Dataset items
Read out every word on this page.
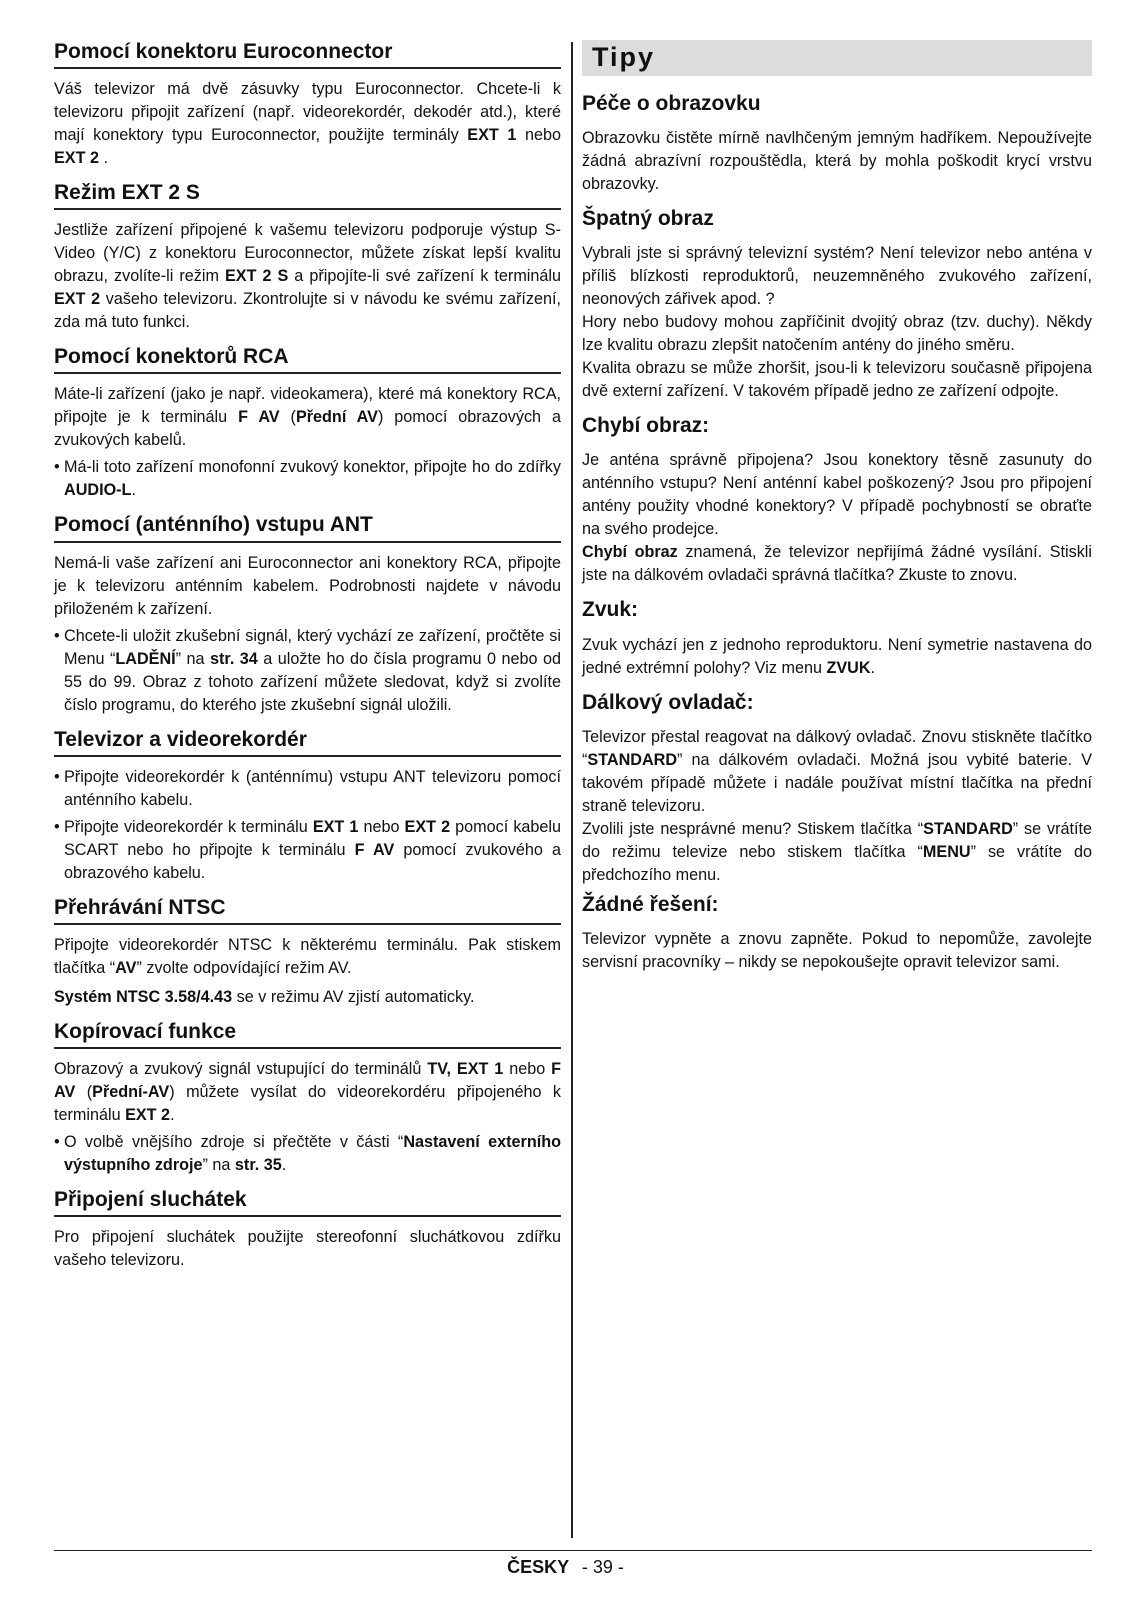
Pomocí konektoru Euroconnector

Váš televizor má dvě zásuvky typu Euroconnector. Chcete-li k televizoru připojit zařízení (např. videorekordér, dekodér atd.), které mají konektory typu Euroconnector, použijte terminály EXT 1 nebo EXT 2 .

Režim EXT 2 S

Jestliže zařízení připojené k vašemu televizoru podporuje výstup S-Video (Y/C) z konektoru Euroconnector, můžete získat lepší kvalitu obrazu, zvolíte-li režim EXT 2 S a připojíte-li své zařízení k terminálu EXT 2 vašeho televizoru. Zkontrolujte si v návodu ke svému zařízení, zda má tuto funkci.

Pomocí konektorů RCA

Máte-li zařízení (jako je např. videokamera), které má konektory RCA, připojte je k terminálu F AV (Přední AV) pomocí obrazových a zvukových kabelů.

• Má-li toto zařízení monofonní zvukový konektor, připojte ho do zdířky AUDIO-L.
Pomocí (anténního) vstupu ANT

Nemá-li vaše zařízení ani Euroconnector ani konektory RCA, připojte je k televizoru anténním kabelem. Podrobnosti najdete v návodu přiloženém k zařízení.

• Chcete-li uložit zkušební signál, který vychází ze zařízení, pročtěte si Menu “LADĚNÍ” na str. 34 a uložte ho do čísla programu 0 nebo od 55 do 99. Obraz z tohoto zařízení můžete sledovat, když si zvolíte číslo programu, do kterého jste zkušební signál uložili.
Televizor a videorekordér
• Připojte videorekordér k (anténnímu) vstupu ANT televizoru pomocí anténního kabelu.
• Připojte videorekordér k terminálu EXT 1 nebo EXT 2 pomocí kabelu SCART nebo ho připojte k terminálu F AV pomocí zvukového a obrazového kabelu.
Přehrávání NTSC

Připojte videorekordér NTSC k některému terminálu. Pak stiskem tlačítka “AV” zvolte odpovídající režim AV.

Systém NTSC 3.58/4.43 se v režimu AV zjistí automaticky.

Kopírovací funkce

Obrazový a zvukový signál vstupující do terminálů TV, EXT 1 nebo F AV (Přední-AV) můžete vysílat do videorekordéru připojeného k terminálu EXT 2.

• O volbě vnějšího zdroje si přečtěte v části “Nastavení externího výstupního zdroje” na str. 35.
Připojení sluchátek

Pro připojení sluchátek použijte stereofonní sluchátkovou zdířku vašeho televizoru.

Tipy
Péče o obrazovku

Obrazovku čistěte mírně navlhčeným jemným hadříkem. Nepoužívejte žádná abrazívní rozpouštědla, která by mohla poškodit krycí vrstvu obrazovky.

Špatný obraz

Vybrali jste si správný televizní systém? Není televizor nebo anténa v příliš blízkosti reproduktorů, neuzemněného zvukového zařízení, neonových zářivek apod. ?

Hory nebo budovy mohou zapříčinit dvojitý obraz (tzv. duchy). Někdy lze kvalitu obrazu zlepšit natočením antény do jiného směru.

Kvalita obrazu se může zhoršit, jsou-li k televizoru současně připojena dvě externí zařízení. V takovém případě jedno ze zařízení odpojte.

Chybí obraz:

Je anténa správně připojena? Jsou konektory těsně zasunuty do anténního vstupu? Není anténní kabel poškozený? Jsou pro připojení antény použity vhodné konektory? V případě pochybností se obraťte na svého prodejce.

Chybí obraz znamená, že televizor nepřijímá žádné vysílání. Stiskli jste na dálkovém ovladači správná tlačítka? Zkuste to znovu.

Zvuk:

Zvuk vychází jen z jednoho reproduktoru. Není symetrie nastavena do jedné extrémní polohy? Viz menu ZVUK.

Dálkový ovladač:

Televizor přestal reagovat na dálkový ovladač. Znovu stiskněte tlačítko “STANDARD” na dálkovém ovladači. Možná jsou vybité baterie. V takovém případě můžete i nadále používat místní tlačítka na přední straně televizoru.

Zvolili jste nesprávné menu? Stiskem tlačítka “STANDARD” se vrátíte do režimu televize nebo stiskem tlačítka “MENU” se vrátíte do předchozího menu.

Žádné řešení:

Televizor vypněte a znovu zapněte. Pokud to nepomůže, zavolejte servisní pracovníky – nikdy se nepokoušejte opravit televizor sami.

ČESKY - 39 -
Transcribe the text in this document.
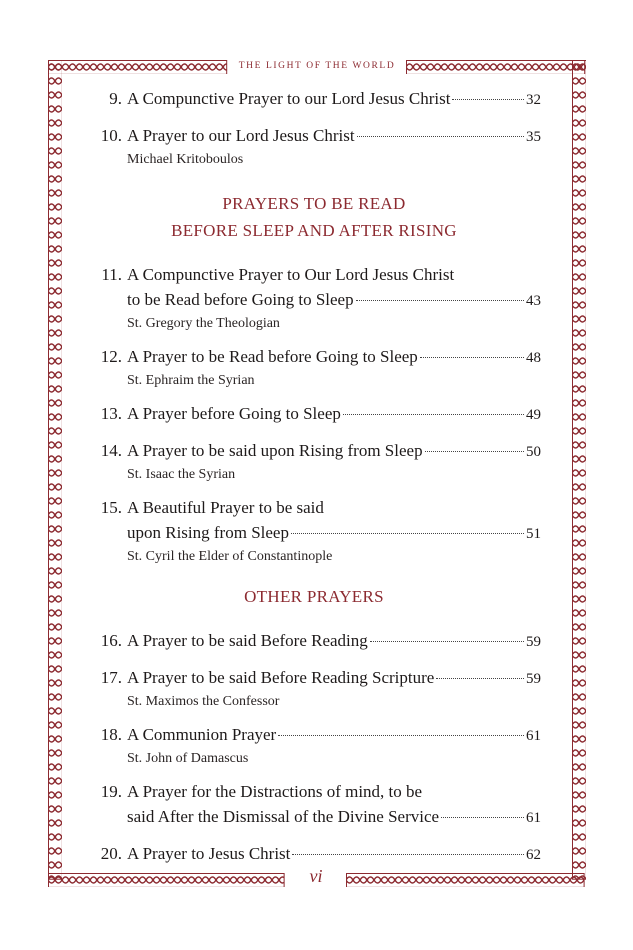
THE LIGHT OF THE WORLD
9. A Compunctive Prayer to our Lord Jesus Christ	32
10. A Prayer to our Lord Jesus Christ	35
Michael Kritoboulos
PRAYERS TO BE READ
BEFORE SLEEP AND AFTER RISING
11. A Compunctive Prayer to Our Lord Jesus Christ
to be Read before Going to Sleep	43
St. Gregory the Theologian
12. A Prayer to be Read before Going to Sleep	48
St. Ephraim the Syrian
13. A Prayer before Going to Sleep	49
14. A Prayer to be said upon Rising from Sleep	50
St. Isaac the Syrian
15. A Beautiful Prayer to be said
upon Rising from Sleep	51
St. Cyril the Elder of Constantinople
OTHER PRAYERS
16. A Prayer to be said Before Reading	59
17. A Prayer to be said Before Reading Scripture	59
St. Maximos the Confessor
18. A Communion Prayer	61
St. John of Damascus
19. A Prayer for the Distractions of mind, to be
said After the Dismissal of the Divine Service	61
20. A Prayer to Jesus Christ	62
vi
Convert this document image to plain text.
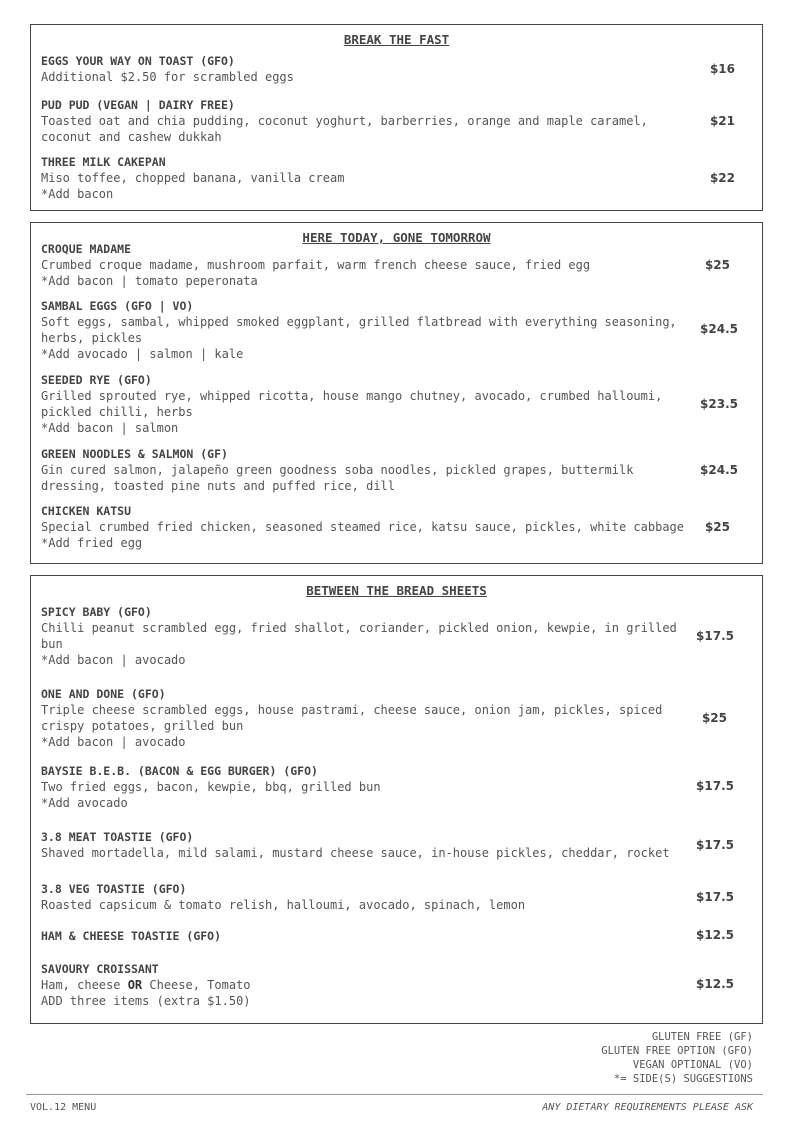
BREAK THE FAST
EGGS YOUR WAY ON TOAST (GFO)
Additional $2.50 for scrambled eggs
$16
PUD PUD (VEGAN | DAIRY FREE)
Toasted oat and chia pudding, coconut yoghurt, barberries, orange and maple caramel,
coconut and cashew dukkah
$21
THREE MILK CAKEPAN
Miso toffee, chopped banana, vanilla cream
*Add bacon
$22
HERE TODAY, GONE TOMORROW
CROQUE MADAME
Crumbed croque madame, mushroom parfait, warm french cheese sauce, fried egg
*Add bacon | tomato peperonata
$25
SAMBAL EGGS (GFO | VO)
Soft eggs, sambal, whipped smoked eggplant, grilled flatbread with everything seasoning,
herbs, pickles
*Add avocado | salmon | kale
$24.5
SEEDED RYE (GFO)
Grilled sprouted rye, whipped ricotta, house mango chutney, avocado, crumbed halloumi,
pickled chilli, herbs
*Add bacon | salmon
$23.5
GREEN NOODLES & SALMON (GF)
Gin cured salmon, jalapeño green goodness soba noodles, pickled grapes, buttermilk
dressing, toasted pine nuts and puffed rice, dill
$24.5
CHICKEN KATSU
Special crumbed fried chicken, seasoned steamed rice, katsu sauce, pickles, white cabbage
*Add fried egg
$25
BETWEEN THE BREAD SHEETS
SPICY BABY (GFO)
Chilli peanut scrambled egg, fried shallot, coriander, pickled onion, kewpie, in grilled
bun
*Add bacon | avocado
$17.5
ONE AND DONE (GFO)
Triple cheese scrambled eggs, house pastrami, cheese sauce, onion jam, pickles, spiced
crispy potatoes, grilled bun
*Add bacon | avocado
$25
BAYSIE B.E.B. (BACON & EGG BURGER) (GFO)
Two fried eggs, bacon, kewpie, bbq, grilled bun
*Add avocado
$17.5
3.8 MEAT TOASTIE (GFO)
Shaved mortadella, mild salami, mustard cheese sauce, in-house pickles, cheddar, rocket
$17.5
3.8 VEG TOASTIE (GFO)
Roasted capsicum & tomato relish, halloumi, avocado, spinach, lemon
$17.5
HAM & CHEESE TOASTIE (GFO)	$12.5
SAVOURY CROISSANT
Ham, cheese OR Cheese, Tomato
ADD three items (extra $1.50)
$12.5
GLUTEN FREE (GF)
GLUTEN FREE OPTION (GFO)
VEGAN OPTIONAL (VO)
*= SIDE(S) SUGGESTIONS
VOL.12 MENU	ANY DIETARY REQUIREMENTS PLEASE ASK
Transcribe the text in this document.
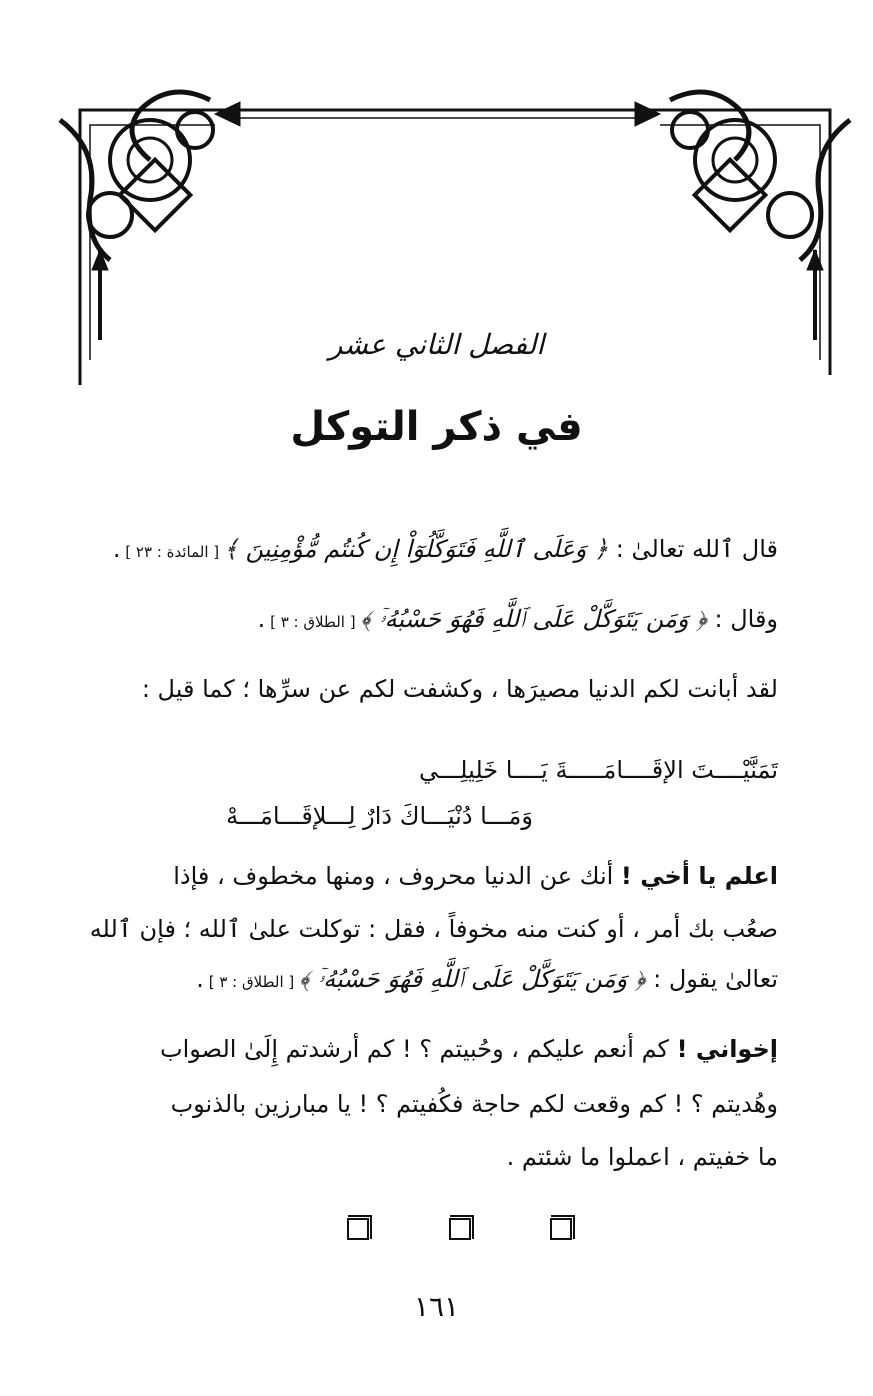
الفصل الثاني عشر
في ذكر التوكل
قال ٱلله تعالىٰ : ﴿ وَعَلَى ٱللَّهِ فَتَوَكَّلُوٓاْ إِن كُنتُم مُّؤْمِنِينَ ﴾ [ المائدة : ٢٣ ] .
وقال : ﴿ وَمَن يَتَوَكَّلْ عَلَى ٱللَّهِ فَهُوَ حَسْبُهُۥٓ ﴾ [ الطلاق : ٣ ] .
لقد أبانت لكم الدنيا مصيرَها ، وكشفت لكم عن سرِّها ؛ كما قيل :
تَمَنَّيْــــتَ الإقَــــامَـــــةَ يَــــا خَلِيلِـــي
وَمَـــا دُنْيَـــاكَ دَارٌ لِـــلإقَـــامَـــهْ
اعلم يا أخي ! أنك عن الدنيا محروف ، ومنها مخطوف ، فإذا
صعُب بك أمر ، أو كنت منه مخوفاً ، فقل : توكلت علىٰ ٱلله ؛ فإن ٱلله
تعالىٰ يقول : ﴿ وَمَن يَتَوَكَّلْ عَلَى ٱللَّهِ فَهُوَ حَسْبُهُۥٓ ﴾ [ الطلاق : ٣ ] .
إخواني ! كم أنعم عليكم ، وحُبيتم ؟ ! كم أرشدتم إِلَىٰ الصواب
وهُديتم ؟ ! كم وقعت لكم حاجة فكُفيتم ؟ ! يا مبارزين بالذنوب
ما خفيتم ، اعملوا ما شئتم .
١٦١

Stated task
Pull out each line of the entries that contains "herbs".

Written response
herbs, pickles
pickled chilli, herbs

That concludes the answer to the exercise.